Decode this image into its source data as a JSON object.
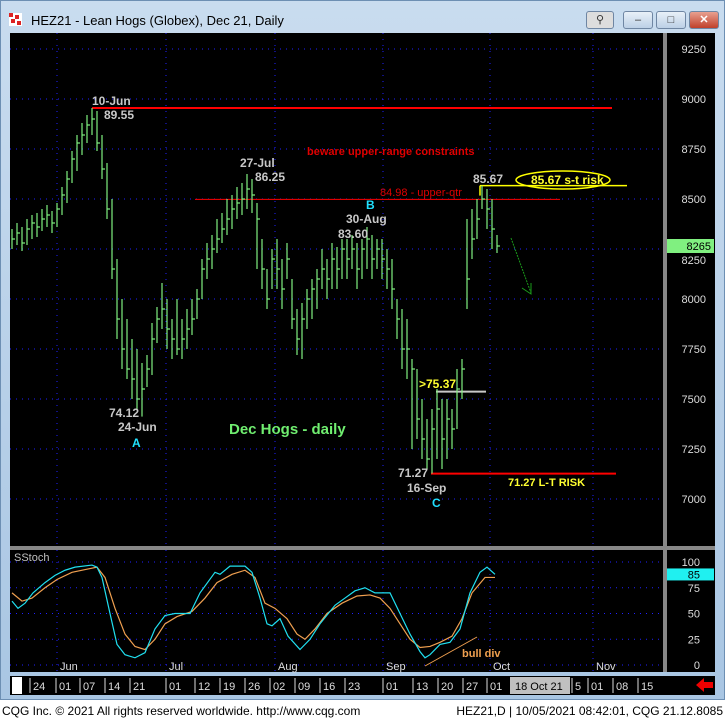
{
  "window": {
    "title": "HEZ21 - Lean Hogs (Globex), Dec 21, Daily",
    "buttons": {
      "link": "link-icon",
      "minimize": "–",
      "maximize": "□",
      "close": "✕"
    }
  },
  "footer": {
    "left": "CQG Inc. © 2021 All rights reserved worldwide. http://www.cqg.com",
    "right": "HEZ21,D | 10/05/2021 08:42:01, CQG 21.12.8085"
  },
  "colors": {
    "bars": "#80f080",
    "fast_stoch": "#20e0f0",
    "slow_stoch": "#f0a050",
    "grid": "#2020ff",
    "background": "#000000",
    "risk_line": "#ff0000",
    "st_risk": "#ffff00"
  },
  "annotations": {
    "jun10_date": "10-Jun",
    "jun10_price": "89.55",
    "jul27_date": "27-Jul",
    "jul27_price": "86.25",
    "beware": "beware upper-range constraints",
    "upper_qtr": "84.98 - upper-qtr",
    "high_recent": "85.67",
    "st_risk": "85.67 s-t risk",
    "b_label": "B",
    "aug30_date": "30-Aug",
    "aug30_price": "83.60",
    "gt7537": ">75.37",
    "jun24_price": "74.12",
    "jun24_date": "24-Jun",
    "a_label": "A",
    "chart_title": "Dec Hogs - daily",
    "sep16_price": "71.27",
    "sep16_date": "16-Sep",
    "c_label": "C",
    "lt_risk": "71.27 L-T RISK",
    "bull_div": "bull div",
    "stoch_title": "SStoch"
  },
  "chart_data": {
    "type": "ohlc-bar",
    "symbol": "HEZ21",
    "last_price": "8265",
    "last_stoch": "85",
    "price_axis": {
      "ticks": [
        "9250",
        "9000",
        "8750",
        "8500",
        "8250",
        "8000",
        "7750",
        "7500",
        "7250",
        "7000"
      ],
      "range": [
        6850,
        9400
      ]
    },
    "stoch_axis": {
      "ticks": [
        "100",
        "75",
        "50",
        "25",
        "0"
      ],
      "range": [
        0,
        100
      ]
    },
    "month_labels": [
      "Jun",
      "Jul",
      "Aug",
      "Sep",
      "Oct",
      "Nov"
    ],
    "date_labels": [
      "24",
      "01",
      "07",
      "14",
      "21",
      "01",
      "12",
      "19",
      "26",
      "02",
      "09",
      "16",
      "23",
      "01",
      "13",
      "20",
      "27",
      "01",
      "18 Oct 21",
      "5",
      "01",
      "08",
      "15"
    ],
    "levels": {
      "jun10_high": 8955,
      "upper_qtr": 8498,
      "st_risk": 8567,
      "breakout": 7537,
      "lt_risk": 7127
    },
    "high": [
      8350,
      8380,
      8360,
      8400,
      8420,
      8430,
      8450,
      8470,
      8440,
      8480,
      8560,
      8640,
      8740,
      8820,
      8880,
      8920,
      8955,
      8940,
      8820,
      8680,
      8500,
      8200,
      8000,
      7900,
      7800,
      7750,
      7680,
      7720,
      7880,
      7960,
      8080,
      8000,
      7900,
      8000,
      7900,
      7950,
      8000,
      8050,
      8200,
      8280,
      8320,
      8400,
      8430,
      8500,
      8520,
      8560,
      8580,
      8625,
      8600,
      8480,
      8300,
      8150,
      8250,
      8300,
      8200,
      8280,
      8100,
      7950,
      7980,
      8050,
      8100,
      8150,
      8250,
      8200,
      8280,
      8260,
      8300,
      8300,
      8320,
      8280,
      8300,
      8360,
      8320,
      8300,
      8300,
      8250,
      8200,
      8000,
      7950,
      7900,
      7700,
      7650,
      7500,
      7400,
      7450,
      7550,
      7500,
      7500,
      7450,
      7650,
      7700,
      8400,
      8450,
      8500,
      8567,
      8550,
      8500,
      8320
    ],
    "low": [
      8250,
      8270,
      8240,
      8270,
      8300,
      8310,
      8340,
      8360,
      8330,
      8360,
      8420,
      8480,
      8580,
      8640,
      8720,
      8780,
      8820,
      8740,
      8600,
      8400,
      8100,
      7800,
      7650,
      7600,
      7500,
      7450,
      7412,
      7560,
      7620,
      7780,
      7850,
      7750,
      7700,
      7720,
      7700,
      7750,
      7820,
      7900,
      8000,
      8100,
      8150,
      8230,
      8280,
      8320,
      8350,
      8400,
      8420,
      8450,
      8430,
      8150,
      8050,
      7950,
      8050,
      8050,
      7950,
      8100,
      7850,
      7720,
      7700,
      7850,
      7900,
      7950,
      8050,
      8000,
      8050,
      8050,
      8100,
      8100,
      8150,
      8050,
      8100,
      8150,
      8100,
      8150,
      8100,
      8050,
      7950,
      7800,
      7650,
      7600,
      7250,
      7300,
      7200,
      7150,
      7127,
      7200,
      7150,
      7200,
      7250,
      7350,
      7500,
      7950,
      8200,
      8300,
      8450,
      8350,
      8250,
      8230
    ],
    "close": [
      8300,
      8330,
      8280,
      8350,
      8380,
      8360,
      8400,
      8420,
      8380,
      8450,
      8520,
      8600,
      8700,
      8780,
      8820,
      8870,
      8900,
      8780,
      8650,
      8450,
      8150,
      7900,
      7750,
      7650,
      7600,
      7500,
      7550,
      7650,
      7800,
      7900,
      7950,
      7850,
      7800,
      7750,
      7800,
      7850,
      7900,
      8000,
      8150,
      8200,
      8250,
      8300,
      8350,
      8400,
      8450,
      8480,
      8500,
      8550,
      8520,
      8400,
      8150,
      8000,
      8200,
      8150,
      8050,
      8200,
      7900,
      7800,
      7900,
      8000,
      8050,
      8100,
      8150,
      8100,
      8200,
      8150,
      8250,
      8200,
      8250,
      8150,
      8250,
      8300,
      8200,
      8250,
      8200,
      8150,
      8050,
      7900,
      7750,
      7750,
      7650,
      7400,
      7300,
      7200,
      7350,
      7450,
      7300,
      7400,
      7350,
      7550,
      7650,
      8100,
      8300,
      8400,
      8500,
      8450,
      8350,
      8265
    ],
    "stoch_fast": [
      [
        0,
        62
      ],
      [
        1.2,
        55
      ],
      [
        2.6,
        60
      ],
      [
        4.2,
        70
      ],
      [
        6.6,
        80
      ],
      [
        8.6,
        87
      ],
      [
        10.6,
        92
      ],
      [
        12.6,
        95
      ],
      [
        16,
        97
      ],
      [
        17,
        95
      ],
      [
        18,
        85
      ],
      [
        19.6,
        50
      ],
      [
        21,
        20
      ],
      [
        22.6,
        10
      ],
      [
        24.6,
        7
      ],
      [
        26.6,
        12
      ],
      [
        28.6,
        35
      ],
      [
        30.6,
        48
      ],
      [
        32.6,
        50
      ],
      [
        35.6,
        50
      ],
      [
        37.6,
        70
      ],
      [
        40.6,
        90
      ],
      [
        41.6,
        88
      ],
      [
        43.6,
        96
      ],
      [
        46.6,
        96
      ],
      [
        48,
        90
      ],
      [
        49.6,
        65
      ],
      [
        51,
        40
      ],
      [
        52,
        38
      ],
      [
        53.6,
        45
      ],
      [
        55.2,
        28
      ],
      [
        57.6,
        15
      ],
      [
        59.6,
        25
      ],
      [
        61.6,
        40
      ],
      [
        64.6,
        58
      ],
      [
        66.6,
        65
      ],
      [
        68.6,
        72
      ],
      [
        70.6,
        75
      ],
      [
        72.6,
        70
      ],
      [
        75.6,
        70
      ],
      [
        77.6,
        50
      ],
      [
        79.6,
        30
      ],
      [
        81.6,
        13
      ],
      [
        82.6,
        7
      ],
      [
        83.6,
        10
      ],
      [
        85.6,
        20
      ],
      [
        87.6,
        22
      ],
      [
        89.6,
        35
      ],
      [
        91.6,
        70
      ],
      [
        93.6,
        90
      ],
      [
        95,
        95
      ],
      [
        96.6,
        88
      ]
    ],
    "stoch_slow": [
      [
        0,
        70
      ],
      [
        2,
        62
      ],
      [
        4,
        65
      ],
      [
        6.6,
        75
      ],
      [
        9,
        83
      ],
      [
        12,
        90
      ],
      [
        15,
        93
      ],
      [
        17,
        95
      ],
      [
        18.6,
        85
      ],
      [
        20.6,
        55
      ],
      [
        22.6,
        30
      ],
      [
        24.6,
        18
      ],
      [
        26.6,
        15
      ],
      [
        28.6,
        25
      ],
      [
        30.6,
        40
      ],
      [
        33,
        47
      ],
      [
        36,
        52
      ],
      [
        38.6,
        65
      ],
      [
        41,
        80
      ],
      [
        44,
        88
      ],
      [
        46.6,
        92
      ],
      [
        48.6,
        85
      ],
      [
        50.6,
        60
      ],
      [
        52.6,
        55
      ],
      [
        55,
        45
      ],
      [
        57,
        30
      ],
      [
        58.6,
        25
      ],
      [
        60.6,
        35
      ],
      [
        63,
        50
      ],
      [
        66,
        60
      ],
      [
        69,
        67
      ],
      [
        71.6,
        68
      ],
      [
        73.6,
        65
      ],
      [
        75.6,
        55
      ],
      [
        77.6,
        40
      ],
      [
        79.6,
        25
      ],
      [
        81.6,
        17
      ],
      [
        83.6,
        18
      ],
      [
        85.6,
        22
      ],
      [
        88,
        28
      ],
      [
        90,
        45
      ],
      [
        92,
        70
      ],
      [
        94.6,
        85
      ],
      [
        96.6,
        85
      ]
    ]
  }
}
┄┄┄┄┄┄┄┄┄┄┄┄┄┄┄┄┄┄┄┄
Your answer should be a single number: the count of lines in the entries that contain the word "Hogs".

** Answer below **
2